[Questions on the material]
**1.** Reproduce part of the Office 2010 article word for word, beginning at the words "While beta screenshots" and stopping after "that may arise.".
**2.** Answer these questions from the Office 2010 article:
(a) What was Office 2010's code name?
(b) What position does Chris Capossela hold?
(c) When is Microsoft to complete the technical previews?
**3.** Decide whether each statement agrees with the Office 2010 article. Answer yes or no, and quote the words that settle it.
(a) Office 2010 will be released this year.
(b) Beta screenshots of Office 2010 were leaked in early January.
(c) Availability of the suite will be the same for consumers and enterprises.

[Excerpt]

Channel Insider content and product recommendations are editorially independent. We may make money when you click on links to our partners. Learn More.

Microsoft has announced its latest productivity suite, Office 2010, will be released to the public next year after the software giant completes technical previews in the third quarter of 2009.

While beta screenshots for Office 2010, code-named Office 14, were leaked in early January, Microsoft CEO Steve Ballmer confirmed that the productivity suite will not be released this year, but will begin shipping to manufacturers in the first half of 2010.

>> CHECK OUT: Microsoft Plans Simultaneous Release of Exchange, ForeFront

According to a statement from Chris Capossela, senior vice president, Microsoft Office, it will still take anywhere from six weeks to four months or more to reach PC end-users. Of course, the availability of the Office 2010 suite will differ for consumers and enterprise segments as well for those who download it or purchase it through a retail outlet.

The advance notice and the technical previews will give solution providers ample opportunity to prime customers for the new suite, as well as work out any compatibility or integration issues that may arise.

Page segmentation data

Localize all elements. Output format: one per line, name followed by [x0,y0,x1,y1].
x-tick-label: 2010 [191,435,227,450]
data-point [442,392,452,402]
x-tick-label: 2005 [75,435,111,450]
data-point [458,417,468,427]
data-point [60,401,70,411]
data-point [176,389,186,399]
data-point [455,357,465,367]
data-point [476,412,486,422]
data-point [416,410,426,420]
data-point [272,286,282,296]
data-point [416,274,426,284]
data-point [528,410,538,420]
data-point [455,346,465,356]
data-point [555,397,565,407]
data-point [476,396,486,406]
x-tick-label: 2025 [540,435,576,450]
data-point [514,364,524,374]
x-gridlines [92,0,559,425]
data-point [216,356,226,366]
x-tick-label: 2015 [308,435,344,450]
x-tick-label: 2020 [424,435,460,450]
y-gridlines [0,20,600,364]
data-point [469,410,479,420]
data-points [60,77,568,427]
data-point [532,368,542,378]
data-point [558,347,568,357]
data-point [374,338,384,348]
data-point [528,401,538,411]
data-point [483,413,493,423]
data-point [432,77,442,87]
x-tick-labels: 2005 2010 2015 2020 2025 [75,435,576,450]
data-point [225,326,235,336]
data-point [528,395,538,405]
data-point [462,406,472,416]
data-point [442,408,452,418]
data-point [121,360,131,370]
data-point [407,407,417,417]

[Solutions by task]
**1.**
While beta screenshots for Office 2010, code-named Office 14, were leaked in early January, Microsoft CEO Steve Ballmer confirmed that the productivity suite will not be released this year, but will begin shipping to manufacturers in the first half of 2010.

>> CHECK OUT: Microsoft Plans Simultaneous Release of Exchange, ForeFront

According to a statement from Chris Capossela, senior vice president, Microsoft Office, it will still take anywhere from six weeks to four months or more to reach PC end-users. Of course, the availability of the Office 2010 suite will differ for consumers and enterprise segments as well for those who download it or purchase it through a retail outlet.

The advance notice and the technical previews will give solution providers ample opportunity to prime customers for the new suite, as well as work out any compatibility or integration issues that may arise.

**2.**
(a) Office 14.
(b) Senior vice president, Microsoft Office.
(c) In the third quarter of 2009.

**3.**
(a) No: "the productivity suite will not be released this year"
(b) Yes: "beta screenshots for Office 2010, code-named Office 14, were leaked in early January"
(c) No: "the availability of the Office 2010 suite will differ for consumers and enterprise segments"